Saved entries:
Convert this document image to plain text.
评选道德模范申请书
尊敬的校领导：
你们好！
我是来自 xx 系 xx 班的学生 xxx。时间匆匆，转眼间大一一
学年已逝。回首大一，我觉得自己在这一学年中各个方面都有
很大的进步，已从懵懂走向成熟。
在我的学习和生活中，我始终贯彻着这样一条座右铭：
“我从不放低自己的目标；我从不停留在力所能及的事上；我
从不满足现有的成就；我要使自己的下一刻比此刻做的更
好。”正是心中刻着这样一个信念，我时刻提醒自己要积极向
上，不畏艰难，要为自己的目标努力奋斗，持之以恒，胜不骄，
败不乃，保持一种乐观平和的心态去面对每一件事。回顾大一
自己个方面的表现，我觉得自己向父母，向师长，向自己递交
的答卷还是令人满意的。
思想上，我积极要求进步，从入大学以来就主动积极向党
...
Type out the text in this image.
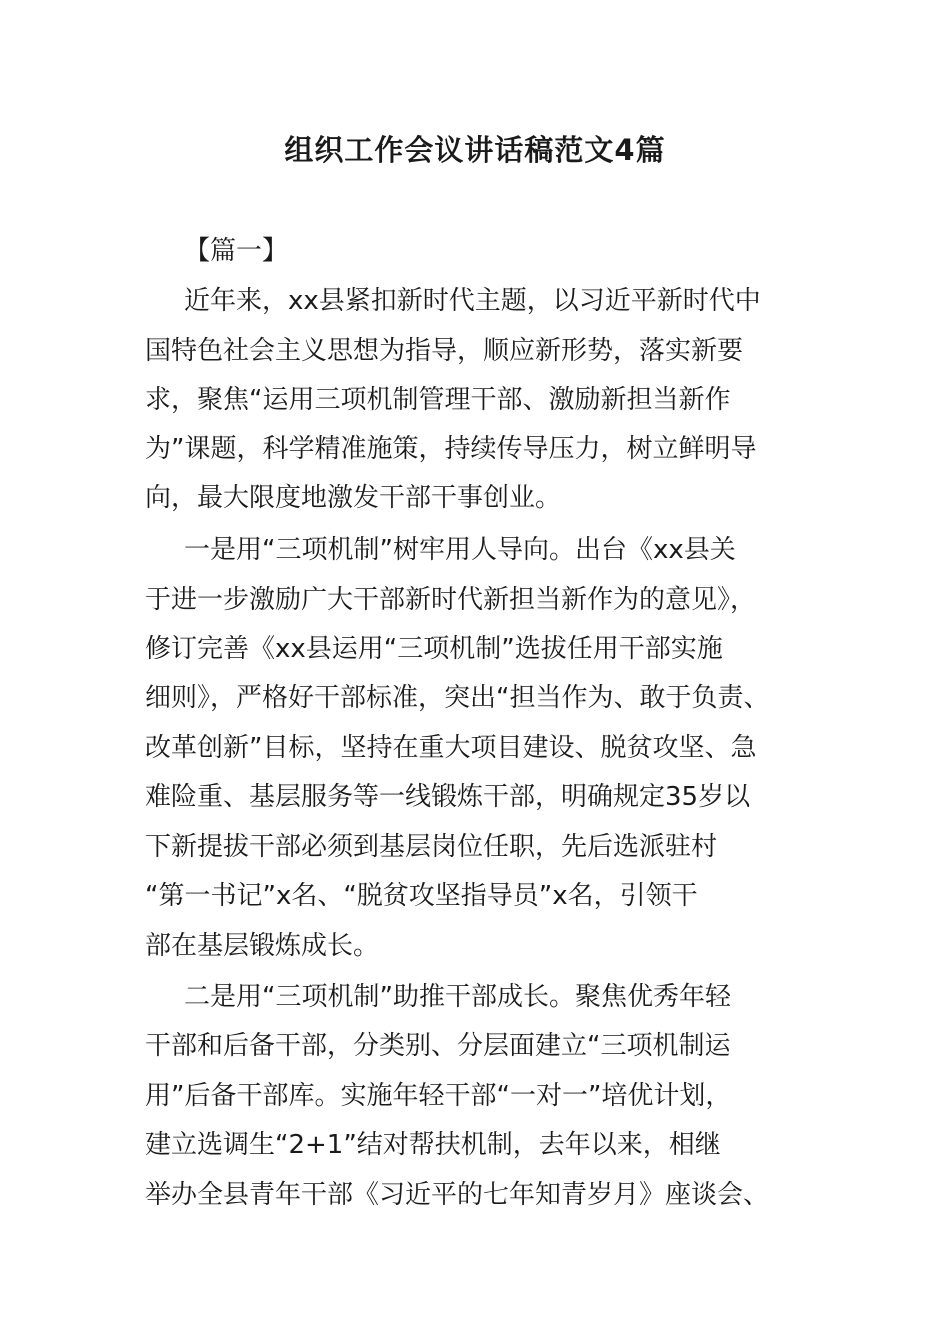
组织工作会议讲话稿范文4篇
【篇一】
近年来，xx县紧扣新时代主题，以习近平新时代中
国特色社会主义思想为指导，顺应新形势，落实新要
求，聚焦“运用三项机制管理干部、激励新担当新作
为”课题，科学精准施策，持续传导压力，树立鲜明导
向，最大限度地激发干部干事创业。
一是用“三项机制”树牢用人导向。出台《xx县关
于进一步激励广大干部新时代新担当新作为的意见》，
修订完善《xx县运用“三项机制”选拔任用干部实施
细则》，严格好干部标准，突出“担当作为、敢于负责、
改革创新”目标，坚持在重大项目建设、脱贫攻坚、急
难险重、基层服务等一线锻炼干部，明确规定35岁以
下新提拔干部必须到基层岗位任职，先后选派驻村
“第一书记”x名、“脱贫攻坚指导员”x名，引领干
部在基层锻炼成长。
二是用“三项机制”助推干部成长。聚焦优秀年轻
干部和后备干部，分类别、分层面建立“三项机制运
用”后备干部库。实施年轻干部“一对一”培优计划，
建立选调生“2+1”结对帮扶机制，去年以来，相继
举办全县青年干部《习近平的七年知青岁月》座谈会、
...
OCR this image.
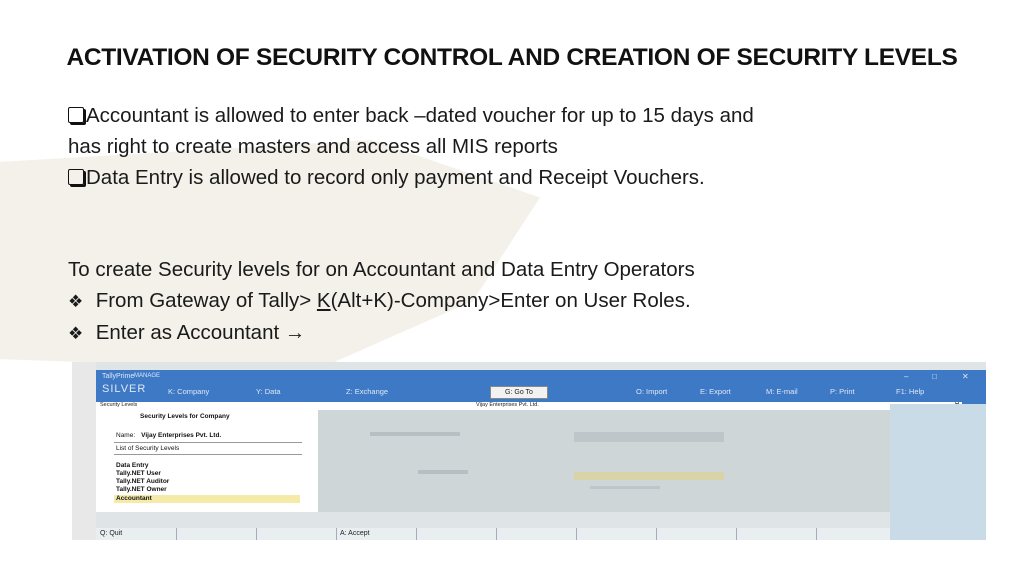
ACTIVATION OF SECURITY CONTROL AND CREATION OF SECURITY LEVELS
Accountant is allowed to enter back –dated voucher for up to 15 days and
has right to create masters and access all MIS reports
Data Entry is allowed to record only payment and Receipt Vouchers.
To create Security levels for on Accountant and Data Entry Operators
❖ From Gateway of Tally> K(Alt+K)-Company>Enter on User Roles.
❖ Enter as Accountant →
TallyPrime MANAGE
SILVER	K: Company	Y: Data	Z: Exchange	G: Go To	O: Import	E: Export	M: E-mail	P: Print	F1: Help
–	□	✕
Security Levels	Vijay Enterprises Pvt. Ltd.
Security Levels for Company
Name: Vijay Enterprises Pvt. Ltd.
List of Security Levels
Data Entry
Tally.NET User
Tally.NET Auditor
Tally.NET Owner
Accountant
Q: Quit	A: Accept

**THE PROBLEM**. Find all the lines containing "Enterprises" in the material, then copy them.

**CORRECT RESULT**.
Security Levels	Vijay Enterprises Pvt. Ltd.
Name: Vijay Enterprises Pvt. Ltd.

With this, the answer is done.